_WHAT TO WORK ON:_ Copy the listing below in full and skip every picture.

_INFORMATION PROVIDED:_

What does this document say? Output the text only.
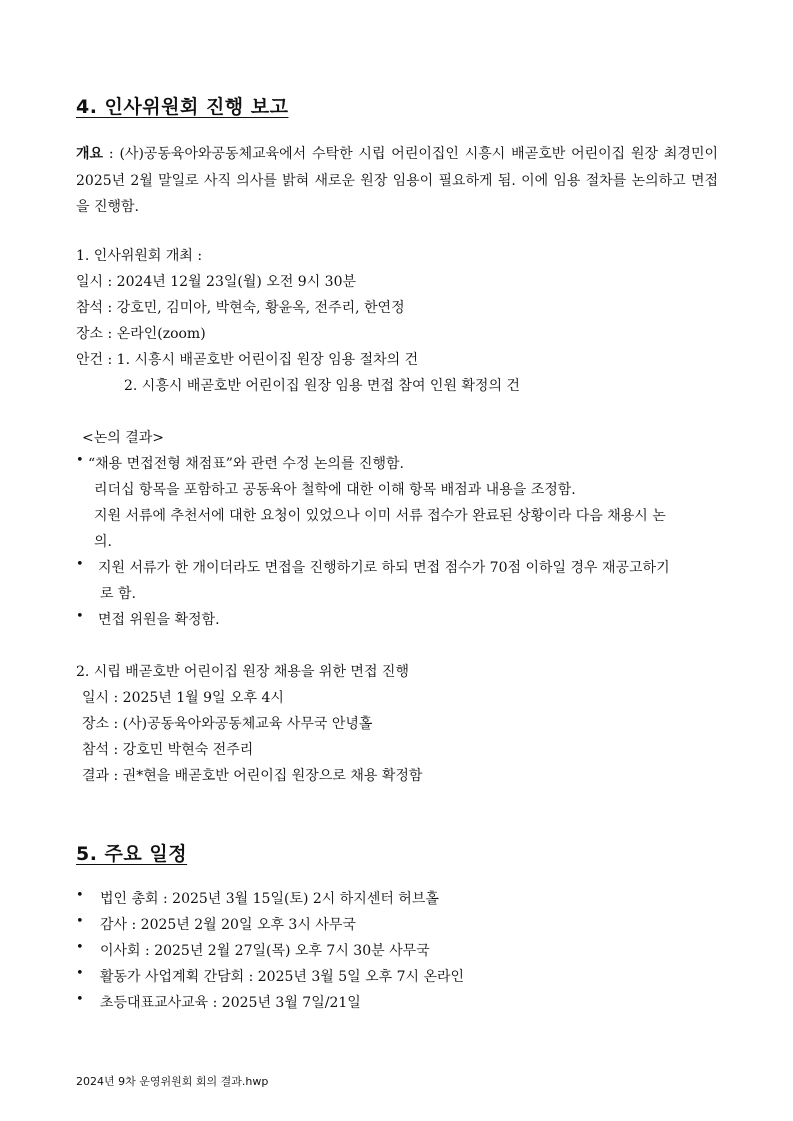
4. 인사위원회 진행 보고
개요 : (사)공동육아와공동체교육에서 수탁한 시립 어린이집인 시흥시 배곧호반 어린이집 원장 최경민이 2025년 2월 말일로 사직 의사를 밝혀 새로운 원장 임용이 필요하게 됨. 이에 임용 절차를 논의하고 면접을 진행함.
1. 인사위원회 개최 :
일시 : 2024년 12월 23일(월) 오전 9시 30분
참석 : 강호민, 김미아, 박현숙, 황윤옥, 전주리, 한연정
장소 : 온라인(zoom)
안건 : 1. 시흥시 배곧호반 어린이집 원장 임용 절차의 건
2. 시흥시 배곧호반 어린이집 원장 임용 면접 참여 인원 확정의 건
<논의 결과>
• “채용 면접전형 채점표”와 관련 수정 논의를 진행함.
리더십 항목을 포함하고 공동육아 철학에 대한 이해 항목 배점과 내용을 조정함.
지원 서류에 추천서에 대한 요청이 있었으나 이미 서류 접수가 완료된 상황이라 다음 채용시 논
의.
• 지원 서류가 한 개이더라도 면접을 진행하기로 하되 면접 점수가 70점 이하일 경우 재공고하기
로 함.
• 면접 위원을 확정함.
2. 시립 배곧호반 어린이집 원장 채용을 위한 면접 진행
일시 : 2025년 1월 9일 오후 4시
장소 : (사)공동육아와공동체교육 사무국 안녕홀
참석 : 강호민 박현숙 전주리
결과 : 권*현을 배곧호반 어린이집 원장으로 채용 확정함
5. 주요 일정
• 법인 총회 : 2025년 3월 15일(토) 2시 하지센터 허브홀
• 감사 : 2025년 2월 20일 오후 3시 사무국
• 이사회 : 2025년 2월 27일(목) 오후 7시 30분 사무국
• 활동가 사업계획 간담회 : 2025년 3월 5일 오후 7시 온라인
• 초등대표교사교육 : 2025년 3월 7일/21일
2024년 9차 운영위원회 회의 결과.hwp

_SOLUTION:_
What does this document say? Output the text only.
4. 인사위원회 진행 보고
개요 : (사)공동육아와공동체교육에서 수탁한 시립 어린이집인 시흥시 배곧호반 어린이집 원장 최경민이 2025년 2월 말일로 사직 의사를 밝혀 새로운 원장 임용이 필요하게 됨. 이에 임용 절차를 논의하고 면접을 진행함.
1. 인사위원회 개최 :
일시 : 2024년 12월 23일(월) 오전 9시 30분
참석 : 강호민, 김미아, 박현숙, 황윤옥, 전주리, 한연정
장소 : 온라인(zoom)
안건 : 1. 시흥시 배곧호반 어린이집 원장 임용 절차의 건
2. 시흥시 배곧호반 어린이집 원장 임용 면접 참여 인원 확정의 건
<논의 결과>
• “채용 면접전형 채점표”와 관련 수정 논의를 진행함.
리더십 항목을 포함하고 공동육아 철학에 대한 이해 항목 배점과 내용을 조정함.
지원 서류에 추천서에 대한 요청이 있었으나 이미 서류 접수가 완료된 상황이라 다음 채용시 논
의.
• 지원 서류가 한 개이더라도 면접을 진행하기로 하되 면접 점수가 70점 이하일 경우 재공고하기
로 함.
• 면접 위원을 확정함.
2. 시립 배곧호반 어린이집 원장 채용을 위한 면접 진행
일시 : 2025년 1월 9일 오후 4시
장소 : (사)공동육아와공동체교육 사무국 안녕홀
참석 : 강호민 박현숙 전주리
결과 : 권*현을 배곧호반 어린이집 원장으로 채용 확정함
5. 주요 일정
• 법인 총회 : 2025년 3월 15일(토) 2시 하지센터 허브홀
• 감사 : 2025년 2월 20일 오후 3시 사무국
• 이사회 : 2025년 2월 27일(목) 오후 7시 30분 사무국
• 활동가 사업계획 간담회 : 2025년 3월 5일 오후 7시 온라인
• 초등대표교사교육 : 2025년 3월 7일/21일
2024년 9차 운영위원회 회의 결과.hwp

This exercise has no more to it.